Stored records
•••••

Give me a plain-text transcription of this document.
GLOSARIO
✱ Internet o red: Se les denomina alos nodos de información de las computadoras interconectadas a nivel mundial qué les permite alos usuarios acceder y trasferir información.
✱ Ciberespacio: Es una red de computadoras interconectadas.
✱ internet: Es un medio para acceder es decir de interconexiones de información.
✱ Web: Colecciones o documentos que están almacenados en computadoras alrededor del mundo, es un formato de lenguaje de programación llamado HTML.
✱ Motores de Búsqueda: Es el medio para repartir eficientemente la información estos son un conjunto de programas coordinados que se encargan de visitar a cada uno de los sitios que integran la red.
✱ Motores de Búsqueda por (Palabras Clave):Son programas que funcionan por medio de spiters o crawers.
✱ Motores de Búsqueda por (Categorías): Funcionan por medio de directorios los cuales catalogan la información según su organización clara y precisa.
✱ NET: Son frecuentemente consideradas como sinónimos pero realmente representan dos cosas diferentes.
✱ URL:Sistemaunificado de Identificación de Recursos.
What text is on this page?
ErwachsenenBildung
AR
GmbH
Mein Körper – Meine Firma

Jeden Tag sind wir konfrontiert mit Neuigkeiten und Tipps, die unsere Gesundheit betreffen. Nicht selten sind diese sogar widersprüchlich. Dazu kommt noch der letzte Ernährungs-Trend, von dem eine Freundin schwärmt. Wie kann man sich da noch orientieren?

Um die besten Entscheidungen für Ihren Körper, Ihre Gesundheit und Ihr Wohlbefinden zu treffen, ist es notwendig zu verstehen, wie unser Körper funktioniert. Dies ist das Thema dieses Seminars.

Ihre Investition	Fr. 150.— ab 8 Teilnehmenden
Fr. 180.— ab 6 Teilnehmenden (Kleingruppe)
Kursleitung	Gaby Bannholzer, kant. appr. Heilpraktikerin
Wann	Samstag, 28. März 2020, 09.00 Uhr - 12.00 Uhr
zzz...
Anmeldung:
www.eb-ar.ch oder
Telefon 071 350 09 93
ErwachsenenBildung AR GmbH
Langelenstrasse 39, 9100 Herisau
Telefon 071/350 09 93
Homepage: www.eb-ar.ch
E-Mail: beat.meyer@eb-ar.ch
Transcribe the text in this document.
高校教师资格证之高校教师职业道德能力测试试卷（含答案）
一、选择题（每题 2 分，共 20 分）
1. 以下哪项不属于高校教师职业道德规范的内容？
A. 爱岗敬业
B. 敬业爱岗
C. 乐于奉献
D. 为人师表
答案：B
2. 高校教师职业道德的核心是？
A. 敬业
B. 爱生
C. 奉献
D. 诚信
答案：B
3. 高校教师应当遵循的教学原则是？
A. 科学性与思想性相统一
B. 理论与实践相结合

•••••

▶ To be done
Extract the whole listing, character for character.

▶ Reply
Give me a plain-text transcription of this document.
GLOSARIO
✱ Internet o red: Se les denomina alos nodos de información de las computadoras interconectadas a nivel mundial qué les permite alos usuarios acceder y trasferir información.
✱ Ciberespacio: Es una red de computadoras interconectadas.
✱ internet: Es un medio para acceder es decir de interconexiones de información.
✱ Web: Colecciones o documentos que están almacenados en computadoras alrededor del mundo, es un formato de lenguaje de programación llamado HTML.
✱ Motores de Búsqueda: Es el medio para repartir eficientemente la información estos son un conjunto de programas coordinados que se encargan de visitar a cada uno de los sitios que integran la red.
✱ Motores de Búsqueda por (Palabras Clave):Son programas que funcionan por medio de spiters o crawers.
✱ Motores de Búsqueda por (Categorías): Funcionan por medio de directorios los cuales catalogan la información según su organización clara y precisa.
✱ NET: Son frecuentemente consideradas como sinónimos pero realmente representan dos cosas diferentes.
✱ URL:Sistemaunificado de Identificación de Recursos.
What text is on this page?
ErwachsenenBildung
AR
GmbH
Mein Körper – Meine Firma

Jeden Tag sind wir konfrontiert mit Neuigkeiten und Tipps, die unsere Gesundheit betreffen. Nicht selten sind diese sogar widersprüchlich. Dazu kommt noch der letzte Ernährungs-Trend, von dem eine Freundin schwärmt. Wie kann man sich da noch orientieren?

Um die besten Entscheidungen für Ihren Körper, Ihre Gesundheit und Ihr Wohlbefinden zu treffen, ist es notwendig zu verstehen, wie unser Körper funktioniert. Dies ist das Thema dieses Seminars.

Ihre Investition	Fr. 150.— ab 8 Teilnehmenden
Fr. 180.— ab 6 Teilnehmenden (Kleingruppe)
Kursleitung	Gaby Bannholzer, kant. appr. Heilpraktikerin
Wann	Samstag, 28. März 2020, 09.00 Uhr - 12.00 Uhr
zzz...
Anmeldung:
www.eb-ar.ch oder
Telefon 071 350 09 93
ErwachsenenBildung AR GmbH
Langelenstrasse 39, 9100 Herisau
Telefon 071/350 09 93
Homepage: www.eb-ar.ch
E-Mail: beat.meyer@eb-ar.ch
Transcribe the text in this document.
高校教师资格证之高校教师职业道德能力测试试卷（含答案）
一、选择题（每题 2 分，共 20 分）
1. 以下哪项不属于高校教师职业道德规范的内容？
A. 爱岗敬业
B. 敬业爱岗
C. 乐于奉献
D. 为人师表
答案：B
2. 高校教师职业道德的核心是？
A. 敬业
B. 爱生
C. 奉献
D. 诚信
答案：B
3. 高校教师应当遵循的教学原则是？
A. 科学性与思想性相统一
B. 理论与实践相结合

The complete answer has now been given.